____ SELECTED PASSAGE
Kevin Bozeman: "It's uncomfortable to be friends with me sometimes, that's how much I love sports"
"It was just inside of me," says Kevin Bozeman of going into standup comedy. "It wasn't like I saw Eddie Murphy or Richard Pryor or Jerry Seinfeld and said, 'Oh! That's something I want to do." It was while watching Def Comedy Jam in college that Bozeman started to think that maybe he too could make strangers laugh. Looking back, he thinks that majoring in communications was subconsciously part of a bigger plan. "I think everything I've ever done has been a tactic to get where I am now."
Bozeman also played college basketball for four years at the University of Wisconsin-Whitewater but, like most Division III players, he was not able to land a pro contract. After a series of undemanding and unchallenging day jobs, he turned his attention full-time to standup. He remains a huge sports fan, but it's the one subject he doesn't really make jokes about.
"I'm a huge sports fan," he says. "Like an uncomfortable sports fan. It's uncomfortable to be friends with me sometimes, that's how much I love sports." He mostly follows the big three -- baseball, basketball, and football -- though as a Chicago native he also tries to keep up with hockey's Blackhawks. "I'm a United States guy, so I followed the World Cup as best I could, too." But the subject of sports is rarely a joking matter. "I get fired up about sports so much, I don't even find humor in it. I do find humor in a lot of other things, like my shortcomings as a person."
________
____ MATERIAL
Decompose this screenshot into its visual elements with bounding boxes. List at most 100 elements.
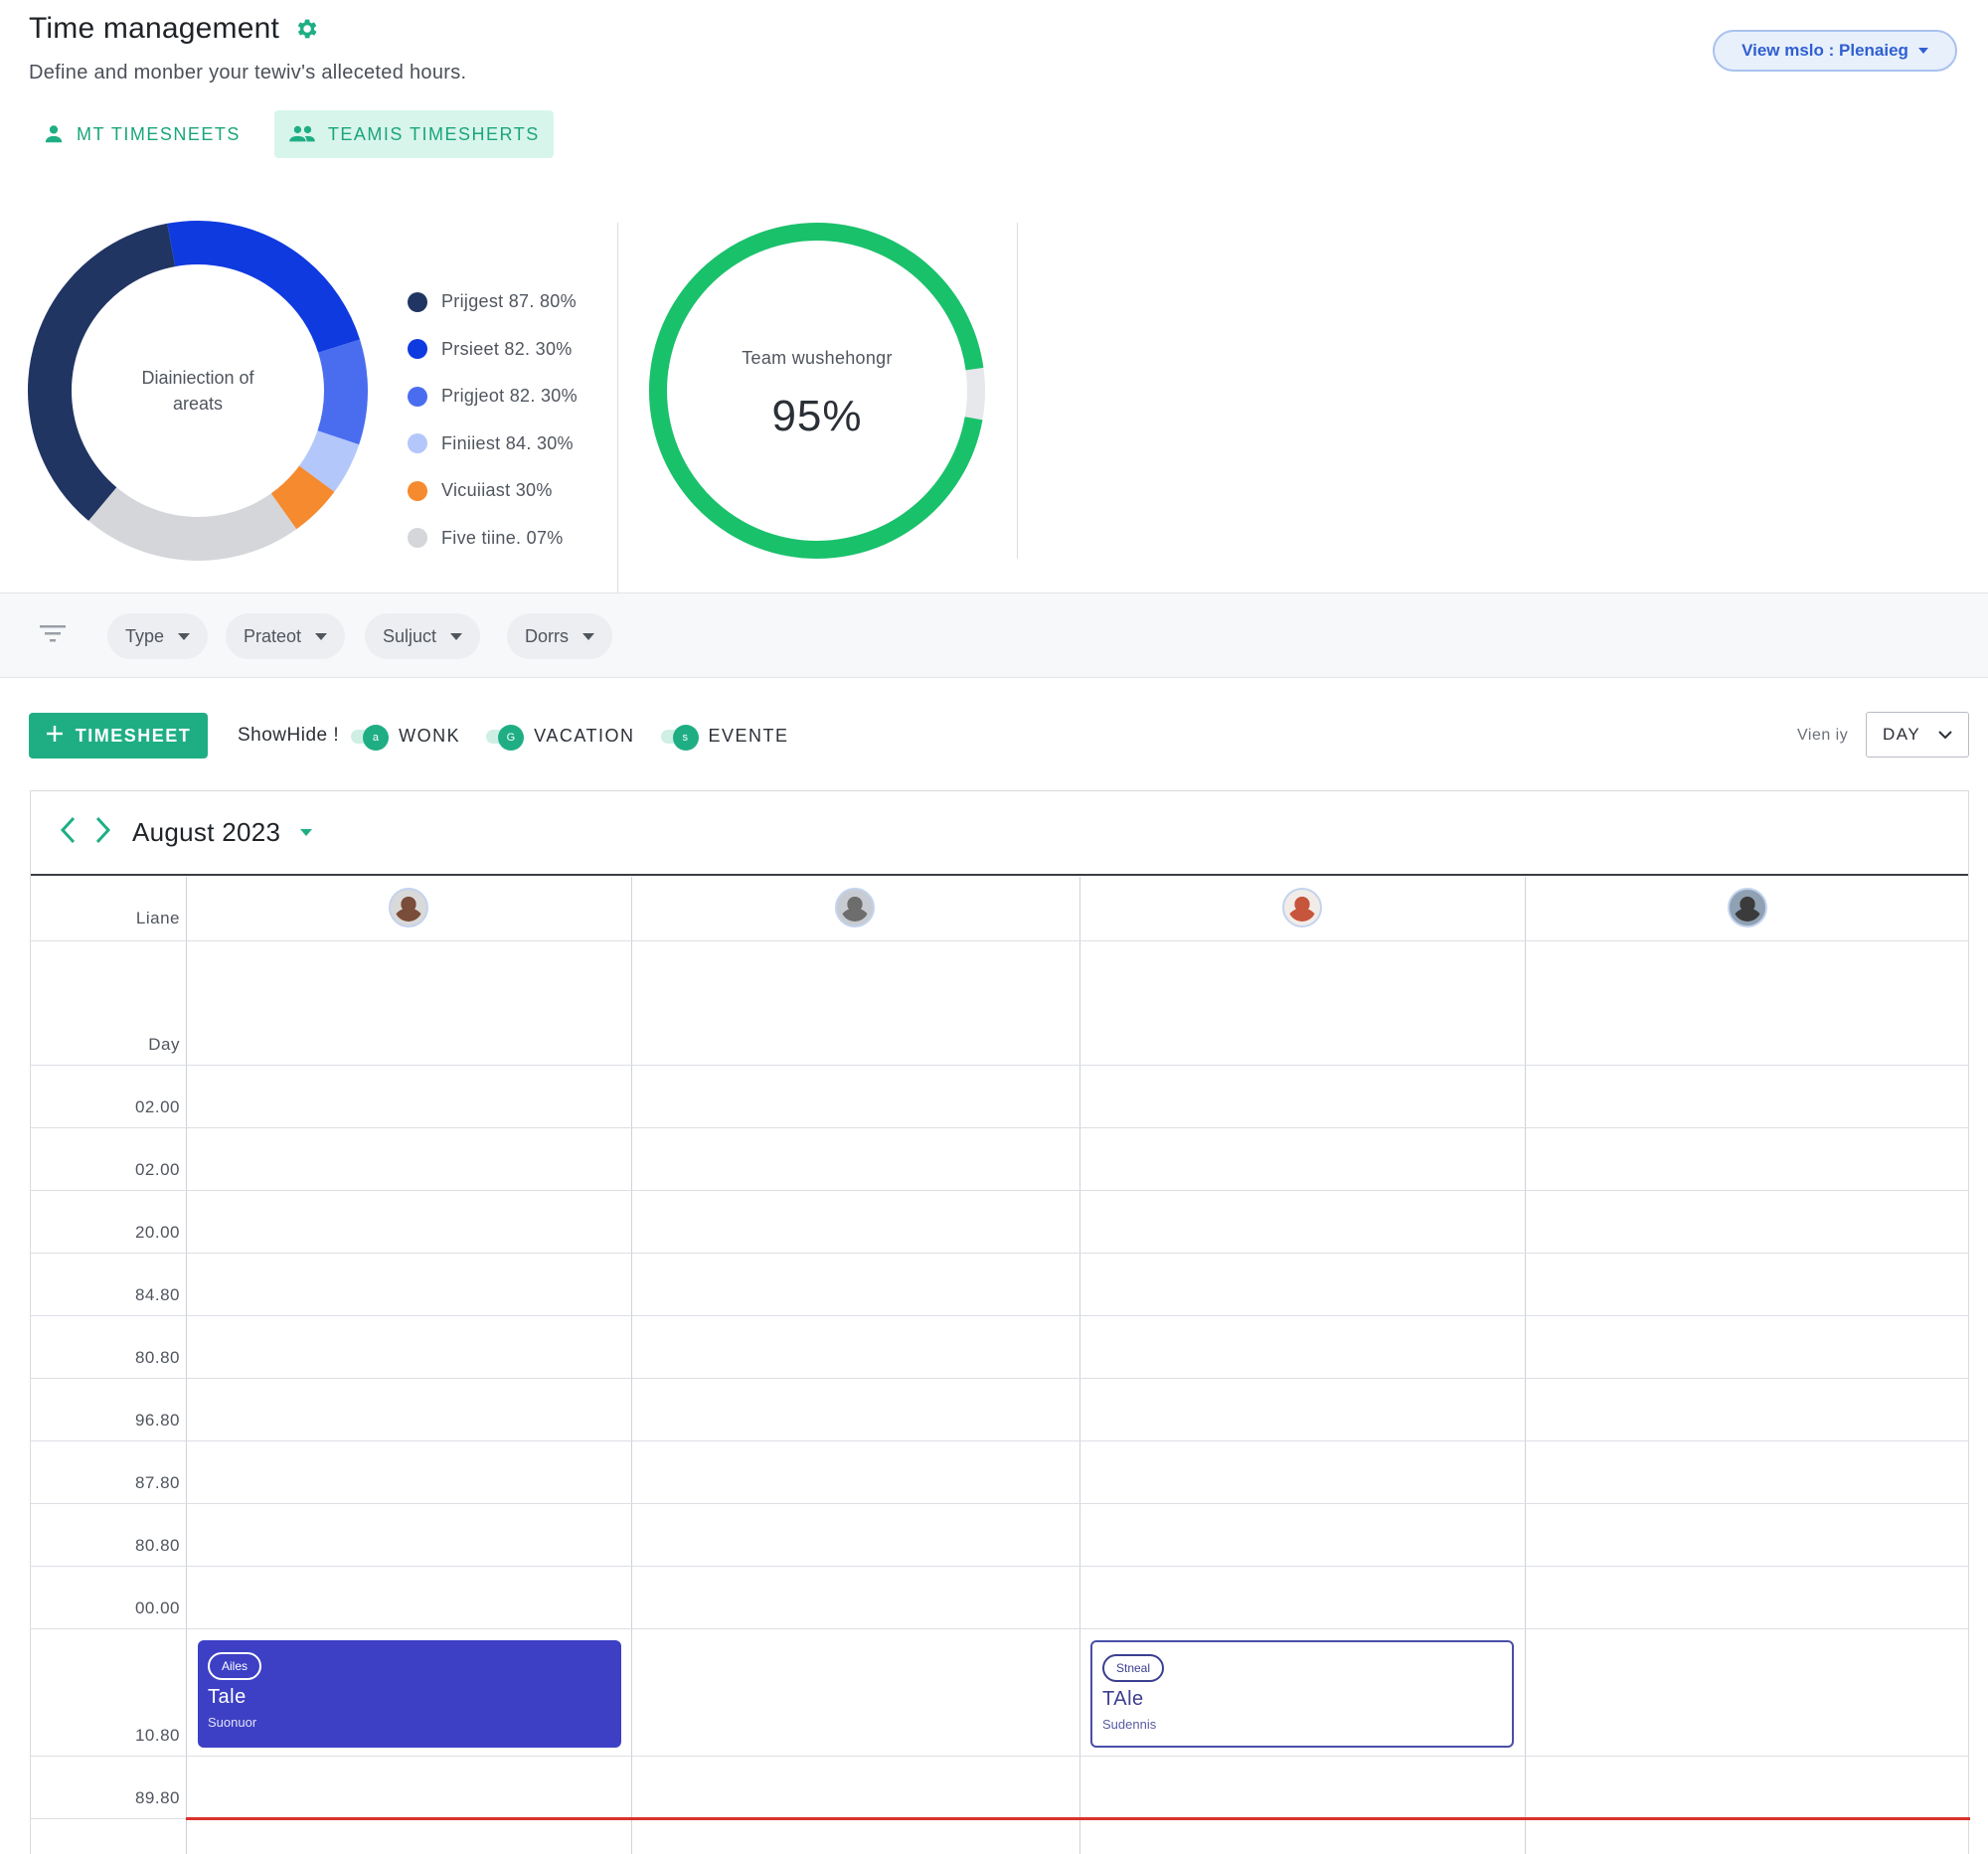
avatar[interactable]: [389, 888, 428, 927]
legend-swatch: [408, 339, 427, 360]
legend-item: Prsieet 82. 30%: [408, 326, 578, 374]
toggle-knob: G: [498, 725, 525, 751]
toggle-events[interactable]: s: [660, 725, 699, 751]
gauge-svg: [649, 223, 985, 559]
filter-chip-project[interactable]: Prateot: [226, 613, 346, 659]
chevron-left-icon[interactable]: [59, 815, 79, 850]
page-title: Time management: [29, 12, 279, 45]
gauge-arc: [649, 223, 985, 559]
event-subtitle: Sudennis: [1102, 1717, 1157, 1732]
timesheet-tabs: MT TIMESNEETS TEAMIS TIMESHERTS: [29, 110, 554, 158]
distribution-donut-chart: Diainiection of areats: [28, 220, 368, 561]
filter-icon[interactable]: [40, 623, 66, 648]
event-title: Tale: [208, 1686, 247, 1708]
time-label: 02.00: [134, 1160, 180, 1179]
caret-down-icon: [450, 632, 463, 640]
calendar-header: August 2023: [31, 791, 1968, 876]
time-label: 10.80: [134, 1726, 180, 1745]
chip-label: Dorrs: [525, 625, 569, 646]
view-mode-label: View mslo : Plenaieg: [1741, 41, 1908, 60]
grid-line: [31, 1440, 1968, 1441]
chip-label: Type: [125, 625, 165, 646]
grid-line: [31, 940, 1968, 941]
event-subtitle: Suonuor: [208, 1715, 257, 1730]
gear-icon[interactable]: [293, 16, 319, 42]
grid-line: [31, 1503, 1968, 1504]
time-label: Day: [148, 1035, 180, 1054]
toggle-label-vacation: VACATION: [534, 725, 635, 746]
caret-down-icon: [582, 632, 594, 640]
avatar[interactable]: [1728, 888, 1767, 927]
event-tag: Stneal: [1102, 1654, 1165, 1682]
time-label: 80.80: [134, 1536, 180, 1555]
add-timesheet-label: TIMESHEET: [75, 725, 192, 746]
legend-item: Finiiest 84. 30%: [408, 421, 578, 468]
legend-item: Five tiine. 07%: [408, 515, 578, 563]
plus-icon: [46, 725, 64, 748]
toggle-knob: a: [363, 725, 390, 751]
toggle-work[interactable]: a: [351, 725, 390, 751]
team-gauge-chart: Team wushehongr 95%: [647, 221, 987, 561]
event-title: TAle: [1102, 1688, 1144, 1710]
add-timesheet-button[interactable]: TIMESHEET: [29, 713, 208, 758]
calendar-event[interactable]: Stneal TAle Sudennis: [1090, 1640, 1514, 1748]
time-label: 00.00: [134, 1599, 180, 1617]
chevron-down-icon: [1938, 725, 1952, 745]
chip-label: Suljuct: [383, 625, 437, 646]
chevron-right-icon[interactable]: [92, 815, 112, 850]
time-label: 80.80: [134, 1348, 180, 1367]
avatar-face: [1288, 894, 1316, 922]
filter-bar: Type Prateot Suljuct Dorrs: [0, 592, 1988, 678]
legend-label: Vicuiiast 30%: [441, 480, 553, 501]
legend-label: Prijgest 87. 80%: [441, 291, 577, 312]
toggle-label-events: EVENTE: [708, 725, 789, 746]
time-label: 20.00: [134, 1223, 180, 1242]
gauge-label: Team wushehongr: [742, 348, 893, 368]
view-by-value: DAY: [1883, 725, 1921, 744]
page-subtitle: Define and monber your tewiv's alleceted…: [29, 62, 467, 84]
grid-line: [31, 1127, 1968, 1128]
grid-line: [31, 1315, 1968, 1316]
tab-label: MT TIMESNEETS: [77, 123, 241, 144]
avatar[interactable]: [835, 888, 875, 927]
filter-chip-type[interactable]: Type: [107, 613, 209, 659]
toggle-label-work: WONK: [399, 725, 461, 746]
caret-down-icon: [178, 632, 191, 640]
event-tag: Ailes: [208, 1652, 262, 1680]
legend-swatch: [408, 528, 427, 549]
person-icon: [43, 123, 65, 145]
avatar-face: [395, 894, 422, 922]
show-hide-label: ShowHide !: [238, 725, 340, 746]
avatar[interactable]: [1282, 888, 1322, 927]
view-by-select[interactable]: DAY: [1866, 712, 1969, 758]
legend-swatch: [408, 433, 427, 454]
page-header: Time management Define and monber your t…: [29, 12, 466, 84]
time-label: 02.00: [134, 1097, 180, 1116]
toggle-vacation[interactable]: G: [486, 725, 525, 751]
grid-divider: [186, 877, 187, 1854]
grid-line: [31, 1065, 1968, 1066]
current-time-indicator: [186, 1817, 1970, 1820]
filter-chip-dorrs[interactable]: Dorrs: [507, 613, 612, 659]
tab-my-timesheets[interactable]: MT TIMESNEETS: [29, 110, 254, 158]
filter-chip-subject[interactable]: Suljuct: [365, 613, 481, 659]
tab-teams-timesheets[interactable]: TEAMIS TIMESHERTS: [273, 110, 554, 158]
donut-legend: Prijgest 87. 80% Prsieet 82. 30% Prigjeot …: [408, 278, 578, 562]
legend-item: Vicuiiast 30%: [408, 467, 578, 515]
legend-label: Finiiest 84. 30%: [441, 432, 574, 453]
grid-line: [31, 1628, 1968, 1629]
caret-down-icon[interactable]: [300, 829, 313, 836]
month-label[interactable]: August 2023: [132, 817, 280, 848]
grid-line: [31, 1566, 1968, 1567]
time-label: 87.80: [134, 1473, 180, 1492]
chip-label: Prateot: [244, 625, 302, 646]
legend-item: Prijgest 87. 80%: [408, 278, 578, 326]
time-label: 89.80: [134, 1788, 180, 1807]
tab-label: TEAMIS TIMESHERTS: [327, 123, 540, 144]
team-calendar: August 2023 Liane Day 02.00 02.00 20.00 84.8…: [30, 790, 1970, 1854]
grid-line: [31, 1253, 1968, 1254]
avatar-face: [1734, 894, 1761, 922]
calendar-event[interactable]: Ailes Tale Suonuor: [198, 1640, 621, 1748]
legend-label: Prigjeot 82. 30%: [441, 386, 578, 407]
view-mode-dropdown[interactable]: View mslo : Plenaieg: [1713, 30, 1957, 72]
________
* _PROBLEMS TO SOLVE_
1) Please copy the lines in the records verbatim, beginning at the line that contains "avatar[interactable]: [389, 888, 428, 927]" and stopping after the line that contains "chevron-left-icon[interactable]: [59, 815, 79, 850]".
2) Write a continuation of the Kevin Bozeman interview, picking up after its final sentence.

* _TASK RESULTS_
1)
avatar[interactable]: [389, 888, 428, 927]
legend-swatch: [408, 339, 427, 360]
legend-item: Prsieet 82. 30%: [408, 326, 578, 374]
toggle-knob: G: [498, 725, 525, 751]
toggle-events[interactable]: s: [660, 725, 699, 751]
gauge-svg: [649, 223, 985, 559]
filter-chip-project[interactable]: Prateot: [226, 613, 346, 659]
chevron-left-icon[interactable]: [59, 815, 79, 850]

2)
Occasionally, Bozeman will write a post for his sports blog, but only when he's inspired. "I mostly write it during the football season," he explains. "That's the time when everyone is excited. But if something strikes me during the course of the year, I'll write about it." He's thinking of channeling his interest in sports into a podcast. "I have name for it, and I have it all ready to be packaged, I just haven't jumped on board yet. I just want it to have a unique voice. I don't want to be out there in podcast limbo. I want to have great topics to talk about and interesting people. I'm not sure if I want it to be all sports either."
Onstage, Bozeman has a unique voice, drawing humor out of his everyday life experiences, including parenting. "That's what most of my time goes to," he says. "I have two boys, and I put a lot of time and energy into my kids. I also dabble in politics and current events. It's things that I find interesting, but not necessarily the dynamics of things."
For example, Bozeman can't figure out why some people get so riled up over national politics. "It's such a flawed process. It just really amazes me how people lose friends over their political beliefs. But for these same people politics doesn't directly affect them." He explains: "Their day-to-day lives are still there, and it has nothing to do with who is in the Oval Office. The local politicians that work in the neighborhoods, those are the ones that have the influence. Those are the ones you have to get after. The people that get paid the least attention are the ones that directly affect you."
Bozeman also draws inspiration from his family. Although he wasn't a class clown growing up, he nevertheless turned to humor to get attention. "I had to be funny to get noticed," he laughs. "My siblings are very funny," he adds. "They always try to give me material. They're not funny in a standup sense, but more in an everyday kind of setting. I actually watch what they do and get more material hanging out with them as opposed to them trying to give me material directly."
IF YOU GO:
Acme Comedy Co.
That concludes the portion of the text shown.